* [WHAT IS EXPECTED]:
Set down the data below without change, skipping the pictures it holds.

* [INPUT RECORDS]:

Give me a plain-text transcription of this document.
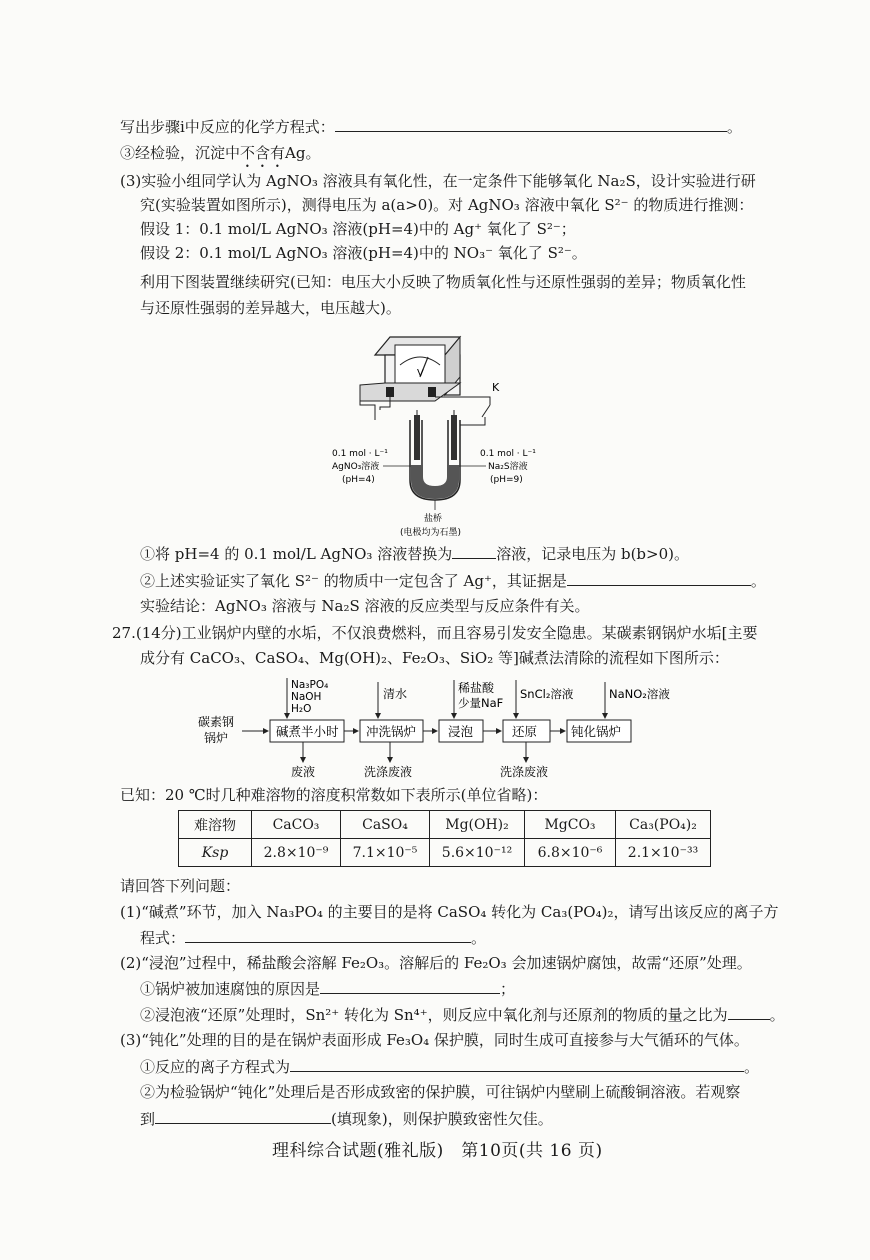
写出步骤ⅰ中反应的化学方程式：	。
③经检验，沉淀中不含有Ag。
(3)实验小组同学认为 AgNO₃ 溶液具有氧化性，在一定条件下能够氧化 Na₂S，设计实验进行研
究(实验装置如图所示)，测得电压为 a(a>0)。对 AgNO₃ 溶液中氧化 S²⁻ 的物质进行推测：
假设 1：0.1 mol/L AgNO₃ 溶液(pH=4)中的 Ag⁺ 氧化了 S²⁻；
假设 2：0.1 mol/L AgNO₃ 溶液(pH=4)中的 NO₃⁻ 氧化了 S²⁻。
利用下图装置继续研究(已知：电压大小反映了物质氧化性与还原性强弱的差异；物质氧化性
与还原性强弱的差异越大，电压越大)。
V
K
0.1 mol · L⁻¹
AgNO₃溶液
(pH=4)
0.1 mol · L⁻¹
Na₂S溶液
(pH=9)
盐桥
(电极均为石墨)
①将 pH=4 的 0.1 mol/L AgNO₃ 溶液替换为	溶液，记录电压为 b(b>0)。
②上述实验证实了氧化 S²⁻ 的物质中一定包含了 Ag⁺，其证据是	。
实验结论：AgNO₃ 溶液与 Na₂S 溶液的反应类型与反应条件有关。
27.(14分)工业锅炉内壁的水垢，不仅浪费燃料，而且容易引发安全隐患。某碳素钢锅炉水垢[主要
成分有 CaCO₃、CaSO₄、Mg(OH)₂、Fe₂O₃、SiO₂ 等]碱煮法清除的流程如下图所示：
碳素钢
锅炉	碱煮半小时 冲洗锅炉	浸泡	还原	钝化锅炉
Na₃PO₄
NaOH
H₂O
清水	稀盐酸
少量NaF
SnCl₂溶液	NaNO₂溶液
废液	洗涤废液	洗涤废液
已知：20 ℃时几种难溶物的溶度积常数如下表所示(单位省略)：
难溶物	CaCO₃	CaSO₄	Mg(OH)₂	MgCO₃	Ca₃(PO₄)₂
Ksp	2.8×10⁻⁹	7.1×10⁻⁵	5.6×10⁻¹²	6.8×10⁻⁶	2.1×10⁻³³
请回答下列问题：
(1)“碱煮”环节，加入 Na₃PO₄ 的主要目的是将 CaSO₄ 转化为 Ca₃(PO₄)₂，请写出该反应的离子方
程式：	。
(2)“浸泡”过程中，稀盐酸会溶解 Fe₂O₃。溶解后的 Fe₂O₃ 会加速锅炉腐蚀，故需“还原”处理。
①锅炉被加速腐蚀的原因是	；
②浸泡液“还原”处理时，Sn²⁺ 转化为 Sn⁴⁺，则反应中氧化剂与还原剂的物质的量之比为	。
(3)“钝化”处理的目的是在锅炉表面形成 Fe₃O₄ 保护膜，同时生成可直接参与大气循环的气体。
①反应的离子方程式为	。
②为检验锅炉“钝化”处理后是否形成致密的保护膜，可往锅炉内壁刷上硫酸铜溶液。若观察
到	(填现象)，则保护膜致密性欠佳。
理科综合试题(雅礼版)　第10页(共 16 页)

* [SOLUTION TO THIS PROBLEM]:
Give me a plain-text transcription of this document.
写出步骤ⅰ中反应的化学方程式：	。
③经检验，沉淀中不含有Ag。
(3)实验小组同学认为 AgNO₃ 溶液具有氧化性，在一定条件下能够氧化 Na₂S，设计实验进行研
究(实验装置如图所示)，测得电压为 a(a>0)。对 AgNO₃ 溶液中氧化 S²⁻ 的物质进行推测：
假设 1：0.1 mol/L AgNO₃ 溶液(pH=4)中的 Ag⁺ 氧化了 S²⁻；
假设 2：0.1 mol/L AgNO₃ 溶液(pH=4)中的 NO₃⁻ 氧化了 S²⁻。
利用下图装置继续研究(已知：电压大小反映了物质氧化性与还原性强弱的差异；物质氧化性
与还原性强弱的差异越大，电压越大)。
V
K
0.1 mol · L⁻¹
AgNO₃溶液
(pH=4)
0.1 mol · L⁻¹
Na₂S溶液
(pH=9)
盐桥
(电极均为石墨)
①将 pH=4 的 0.1 mol/L AgNO₃ 溶液替换为	溶液，记录电压为 b(b>0)。
②上述实验证实了氧化 S²⁻ 的物质中一定包含了 Ag⁺，其证据是	。
实验结论：AgNO₃ 溶液与 Na₂S 溶液的反应类型与反应条件有关。
27.(14分)工业锅炉内壁的水垢，不仅浪费燃料，而且容易引发安全隐患。某碳素钢锅炉水垢[主要
成分有 CaCO₃、CaSO₄、Mg(OH)₂、Fe₂O₃、SiO₂ 等]碱煮法清除的流程如下图所示：
碳素钢
锅炉	碱煮半小时 冲洗锅炉	浸泡	还原	钝化锅炉
Na₃PO₄
NaOH
H₂O
清水	稀盐酸
少量NaF
SnCl₂溶液	NaNO₂溶液
废液	洗涤废液	洗涤废液
已知：20 ℃时几种难溶物的溶度积常数如下表所示(单位省略)：
难溶物	CaCO₃	CaSO₄	Mg(OH)₂	MgCO₃	Ca₃(PO₄)₂
Ksp	2.8×10⁻⁹	7.1×10⁻⁵	5.6×10⁻¹²	6.8×10⁻⁶	2.1×10⁻³³
请回答下列问题：
(1)“碱煮”环节，加入 Na₃PO₄ 的主要目的是将 CaSO₄ 转化为 Ca₃(PO₄)₂，请写出该反应的离子方
程式：	。
(2)“浸泡”过程中，稀盐酸会溶解 Fe₂O₃。溶解后的 Fe₂O₃ 会加速锅炉腐蚀，故需“还原”处理。
①锅炉被加速腐蚀的原因是	；
②浸泡液“还原”处理时，Sn²⁺ 转化为 Sn⁴⁺，则反应中氧化剂与还原剂的物质的量之比为	。
(3)“钝化”处理的目的是在锅炉表面形成 Fe₃O₄ 保护膜，同时生成可直接参与大气循环的气体。
①反应的离子方程式为	。
②为检验锅炉“钝化”处理后是否形成致密的保护膜，可往锅炉内壁刷上硫酸铜溶液。若观察
到	(填现象)，则保护膜致密性欠佳。
理科综合试题(雅礼版)　第10页(共 16 页)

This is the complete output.